_WHAT IS ASKED_. Reproduce the records below exactly as given.

_PROVIDED RECORDS_.

BEGIN

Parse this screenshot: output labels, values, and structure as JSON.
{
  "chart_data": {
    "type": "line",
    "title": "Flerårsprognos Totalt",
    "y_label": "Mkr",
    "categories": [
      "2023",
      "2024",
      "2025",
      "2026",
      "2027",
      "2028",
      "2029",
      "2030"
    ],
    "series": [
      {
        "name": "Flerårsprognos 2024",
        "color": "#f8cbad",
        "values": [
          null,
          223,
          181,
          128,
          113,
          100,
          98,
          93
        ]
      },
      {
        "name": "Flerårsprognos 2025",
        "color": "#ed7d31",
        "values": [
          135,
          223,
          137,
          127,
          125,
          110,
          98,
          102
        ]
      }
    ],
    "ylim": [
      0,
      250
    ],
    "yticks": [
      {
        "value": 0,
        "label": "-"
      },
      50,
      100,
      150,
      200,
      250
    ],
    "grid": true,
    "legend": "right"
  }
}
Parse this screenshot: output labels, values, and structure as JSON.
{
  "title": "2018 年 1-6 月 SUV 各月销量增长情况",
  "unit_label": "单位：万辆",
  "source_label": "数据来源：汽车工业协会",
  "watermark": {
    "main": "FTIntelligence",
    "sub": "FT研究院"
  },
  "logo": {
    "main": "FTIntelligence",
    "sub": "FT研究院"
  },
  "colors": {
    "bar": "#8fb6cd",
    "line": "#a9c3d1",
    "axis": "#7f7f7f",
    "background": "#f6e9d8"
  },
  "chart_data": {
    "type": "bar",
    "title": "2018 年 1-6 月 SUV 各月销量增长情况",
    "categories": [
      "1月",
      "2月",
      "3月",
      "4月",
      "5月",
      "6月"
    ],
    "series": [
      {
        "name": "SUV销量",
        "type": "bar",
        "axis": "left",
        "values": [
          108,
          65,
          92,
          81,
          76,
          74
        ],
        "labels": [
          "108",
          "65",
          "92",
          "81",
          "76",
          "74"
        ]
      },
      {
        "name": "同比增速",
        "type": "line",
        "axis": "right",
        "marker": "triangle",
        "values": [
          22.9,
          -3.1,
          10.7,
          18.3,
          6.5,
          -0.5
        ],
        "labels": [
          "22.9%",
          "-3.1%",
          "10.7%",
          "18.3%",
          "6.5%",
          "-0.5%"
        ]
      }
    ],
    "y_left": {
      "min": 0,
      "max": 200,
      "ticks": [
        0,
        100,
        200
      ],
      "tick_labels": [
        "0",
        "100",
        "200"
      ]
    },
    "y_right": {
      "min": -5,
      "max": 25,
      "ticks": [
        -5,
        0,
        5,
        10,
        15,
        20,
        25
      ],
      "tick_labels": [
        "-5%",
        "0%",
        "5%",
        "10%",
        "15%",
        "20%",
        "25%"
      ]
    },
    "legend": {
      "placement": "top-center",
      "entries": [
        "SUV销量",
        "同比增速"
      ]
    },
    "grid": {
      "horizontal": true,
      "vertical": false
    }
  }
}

END

_PROBLEM SOLUTION_.
Parse this screenshot: output labels, values, and structure as JSON.
{
  "chart_data": {
    "type": "line",
    "title": "Flerårsprognos Totalt",
    "y_label": "Mkr",
    "categories": [
      "2023",
      "2024",
      "2025",
      "2026",
      "2027",
      "2028",
      "2029",
      "2030"
    ],
    "series": [
      {
        "name": "Flerårsprognos 2024",
        "color": "#f8cbad",
        "values": [
          null,
          223,
          181,
          128,
          113,
          100,
          98,
          93
        ]
      },
      {
        "name": "Flerårsprognos 2025",
        "color": "#ed7d31",
        "values": [
          135,
          223,
          137,
          127,
          125,
          110,
          98,
          102
        ]
      }
    ],
    "ylim": [
      0,
      250
    ],
    "yticks": [
      {
        "value": 0,
        "label": "-"
      },
      50,
      100,
      150,
      200,
      250
    ],
    "grid": true,
    "legend": "right"
  }
}
Parse this screenshot: output labels, values, and structure as JSON.
{
  "title": "2018 年 1-6 月 SUV 各月销量增长情况",
  "unit_label": "单位：万辆",
  "source_label": "数据来源：汽车工业协会",
  "watermark": {
    "main": "FTIntelligence",
    "sub": "FT研究院"
  },
  "logo": {
    "main": "FTIntelligence",
    "sub": "FT研究院"
  },
  "colors": {
    "bar": "#8fb6cd",
    "line": "#a9c3d1",
    "axis": "#7f7f7f",
    "background": "#f6e9d8"
  },
  "chart_data": {
    "type": "bar",
    "title": "2018 年 1-6 月 SUV 各月销量增长情况",
    "categories": [
      "1月",
      "2月",
      "3月",
      "4月",
      "5月",
      "6月"
    ],
    "series": [
      {
        "name": "SUV销量",
        "type": "bar",
        "axis": "left",
        "values": [
          108,
          65,
          92,
          81,
          76,
          74
        ],
        "labels": [
          "108",
          "65",
          "92",
          "81",
          "76",
          "74"
        ]
      },
      {
        "name": "同比增速",
        "type": "line",
        "axis": "right",
        "marker": "triangle",
        "values": [
          22.9,
          -3.1,
          10.7,
          18.3,
          6.5,
          -0.5
        ],
        "labels": [
          "22.9%",
          "-3.1%",
          "10.7%",
          "18.3%",
          "6.5%",
          "-0.5%"
        ]
      }
    ],
    "y_left": {
      "min": 0,
      "max": 200,
      "ticks": [
        0,
        100,
        200
      ],
      "tick_labels": [
        "0",
        "100",
        "200"
      ]
    },
    "y_right": {
      "min": -5,
      "max": 25,
      "ticks": [
        -5,
        0,
        5,
        10,
        15,
        20,
        25
      ],
      "tick_labels": [
        "-5%",
        "0%",
        "5%",
        "10%",
        "15%",
        "20%",
        "25%"
      ]
    },
    "legend": {
      "placement": "top-center",
      "entries": [
        "SUV销量",
        "同比增速"
      ]
    },
    "grid": {
      "horizontal": true,
      "vertical": false
    }
  }
}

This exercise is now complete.